■ **What you should do**
Locate every line below that contains the word "Education" and copy it.

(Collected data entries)
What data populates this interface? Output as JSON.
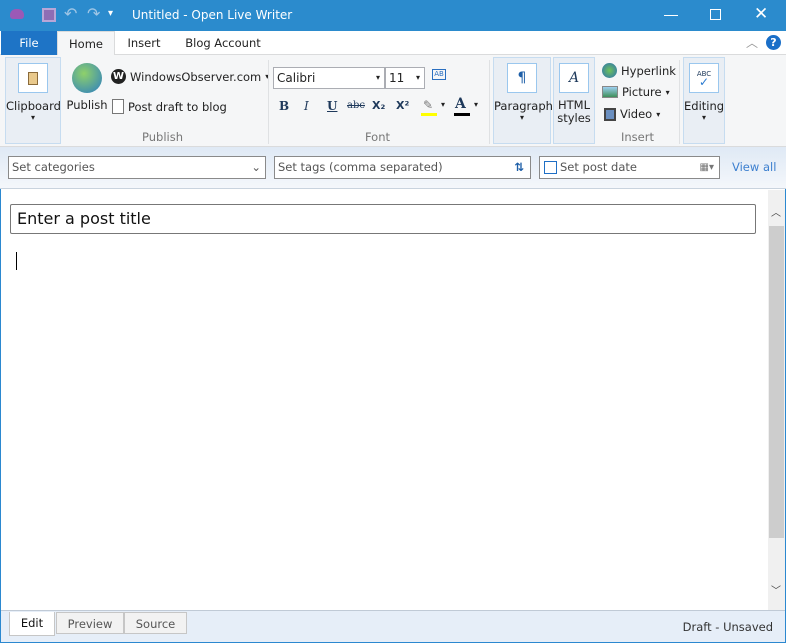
{
  "window": {
    "title": "Untitled - Open Live Writer"
  },
  "ribbon_tabs": [
    "File",
    "Home",
    "Insert",
    "Blog Account"
  ],
  "publish_group": {
    "clipboard": "Clipboard",
    "publish": "Publish",
    "blog": "WindowsObserver.com",
    "post_draft": "Post draft to blog",
    "label": "Publish"
  },
  "font_group": {
    "font": "Calibri",
    "size": "11",
    "label": "Font",
    "bold": "B",
    "italic": "I",
    "underline": "U",
    "strike": "abc",
    "subscript": "X₂",
    "superscript": "X²",
    "font_color": "A"
  },
  "paragraph": "Paragraph",
  "html_styles": "HTML styles",
  "insert_group": {
    "hyperlink": "Hyperlink",
    "picture": "Picture",
    "video": "Video",
    "label": "Insert"
  },
  "editing": "Editing",
  "meta": {
    "categories_placeholder": "Set categories",
    "tags_placeholder": "Set tags (comma separated)",
    "post_date": "Set post date",
    "view_all": "View all"
  },
  "editor": {
    "title_placeholder": "Enter a post title"
  },
  "bottom_tabs": [
    "Edit",
    "Preview",
    "Source"
  ],
  "status": "Draft - Unsaved",
  "colors": {
    "accent": "#2b8bcd",
    "highlight": "#ffff00"
  }
}
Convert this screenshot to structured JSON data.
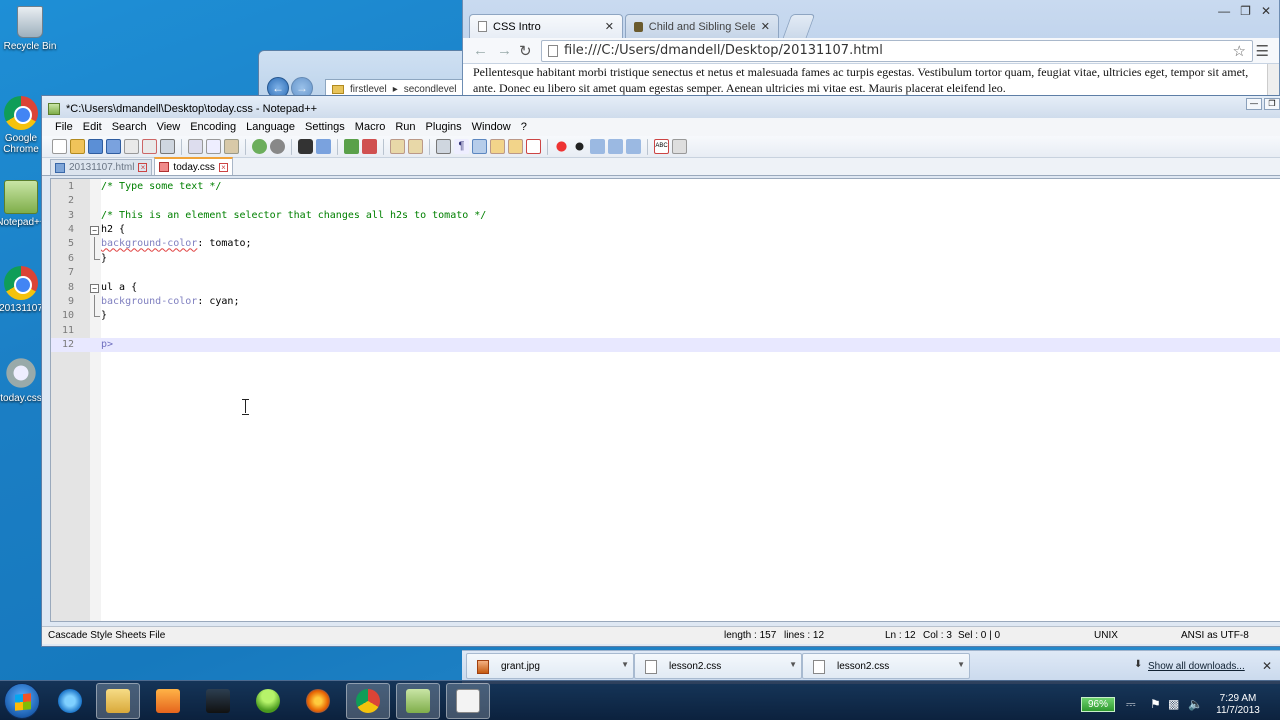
{
  "desktop": {
    "icons": [
      {
        "label": "Recycle Bin",
        "icon": "recycle-bin-icon"
      },
      {
        "label": "Google Chrome",
        "icon": "chrome-icon"
      },
      {
        "label": "Notepad++",
        "icon": "notepad-plus-plus-icon"
      },
      {
        "label": "20131107",
        "icon": "chrome-icon"
      },
      {
        "label": "today.css",
        "icon": "gear-icon"
      }
    ]
  },
  "explorer": {
    "crumbs": [
      "firstlevel",
      "secondlevel"
    ]
  },
  "browser": {
    "tabs": [
      {
        "label": "CSS Intro",
        "active": true
      },
      {
        "label": "Child and Sibling Selector",
        "active": false
      }
    ],
    "url": "file:///C:/Users/dmandell/Desktop/20131107.html",
    "content": "Pellentesque habitant morbi tristique senectus et netus et malesuada fames ac turpis egestas. Vestibulum tortor quam, feugiat vitae, ultricies eget, tempor sit amet, ante. Donec eu libero sit amet quam egestas semper. Aenean ultricies mi vitae est. Mauris placerat eleifend leo."
  },
  "notepad": {
    "title": "*C:\\Users\\dmandell\\Desktop\\today.css - Notepad++",
    "menu": [
      "File",
      "Edit",
      "Search",
      "View",
      "Encoding",
      "Language",
      "Settings",
      "Macro",
      "Run",
      "Plugins",
      "Window",
      "?"
    ],
    "doc_tabs": [
      {
        "label": "20131107.html",
        "active": false
      },
      {
        "label": "today.css",
        "active": true
      }
    ],
    "lines": [
      {
        "n": "1",
        "text": "/* Type some text */"
      },
      {
        "n": "2",
        "text": ""
      },
      {
        "n": "3",
        "text": "/* This is an element selector that changes all h2s to tomato */"
      },
      {
        "n": "4",
        "sel": "h2 {"
      },
      {
        "n": "5",
        "prop": "background-color",
        "val": ": tomato;"
      },
      {
        "n": "6",
        "text": "}"
      },
      {
        "n": "7",
        "text": ""
      },
      {
        "n": "8",
        "sel": "ul a {"
      },
      {
        "n": "9",
        "prop": "background-color",
        "val": ": cyan;"
      },
      {
        "n": "10",
        "text": "}"
      },
      {
        "n": "11",
        "text": ""
      },
      {
        "n": "12",
        "sel": "p>"
      }
    ],
    "status": {
      "file_type": "Cascade Style Sheets File",
      "length": "length : 157",
      "lines": "lines : 12",
      "ln": "Ln : 12",
      "col": "Col : 3",
      "sel": "Sel : 0 | 0",
      "eol": "UNIX",
      "encoding": "ANSI as UTF-8"
    }
  },
  "downloads": {
    "items": [
      "grant.jpg",
      "lesson2.css",
      "lesson2.css"
    ],
    "show_all": "Show all downloads..."
  },
  "taskbar": {
    "battery": "96%",
    "time": "7:29 AM",
    "date": "11/7/2013"
  }
}
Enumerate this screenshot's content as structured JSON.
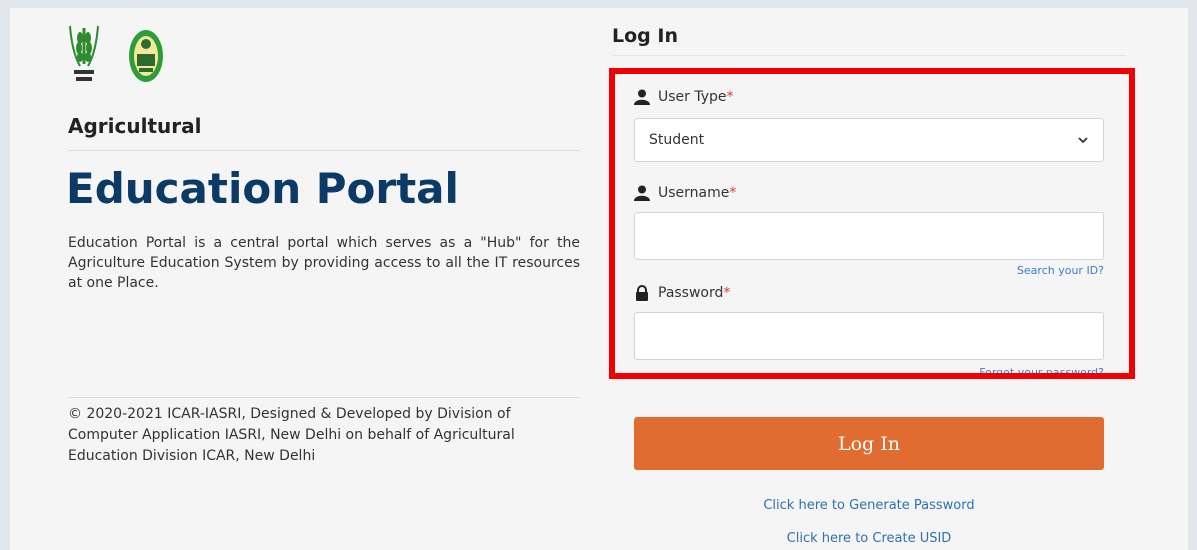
{
  "left": {
    "subtitle": "Agricultural",
    "title": "Education Portal",
    "description": "Education Portal is a central portal which serves as a \"Hub\" for the Agriculture Education System by providing access to all the IT resources at one Place.",
    "footer": "© 2020-2021 ICAR-IASRI, Designed & Developed by Division of Computer Application IASRI, New Delhi on behalf of Agricultural Education Division ICAR, New Delhi",
    "logos": [
      "icar-logo",
      "university-logo"
    ]
  },
  "login": {
    "heading": "Log In",
    "user_type_label": "User Type",
    "user_type_value": "Student",
    "username_label": "Username",
    "username_value": "",
    "search_id_link": "Search your ID?",
    "password_label": "Password",
    "password_value": "",
    "forgot_password_link": "Forgot your password?",
    "required_marker": "*",
    "submit_label": "Log In",
    "generate_password_link": "Click here to Generate Password",
    "create_usid_link": "Click here to Create USID"
  },
  "colors": {
    "title": "#0b3a66",
    "button": "#e06c32",
    "highlight": "#f00000",
    "link": "#2e6fb5"
  }
}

■ **Output**
    "title": "Education Portal",
    "description": "Education Portal is a central portal which serves as a \"Hub\" for the Agriculture Education System by providing access to all the IT resources at one Place.",
    "footer": "© 2020-2021 ICAR-IASRI, Designed & Developed by Division of Computer Application IASRI, New Delhi on behalf of Agricultural Education Division ICAR, New Delhi",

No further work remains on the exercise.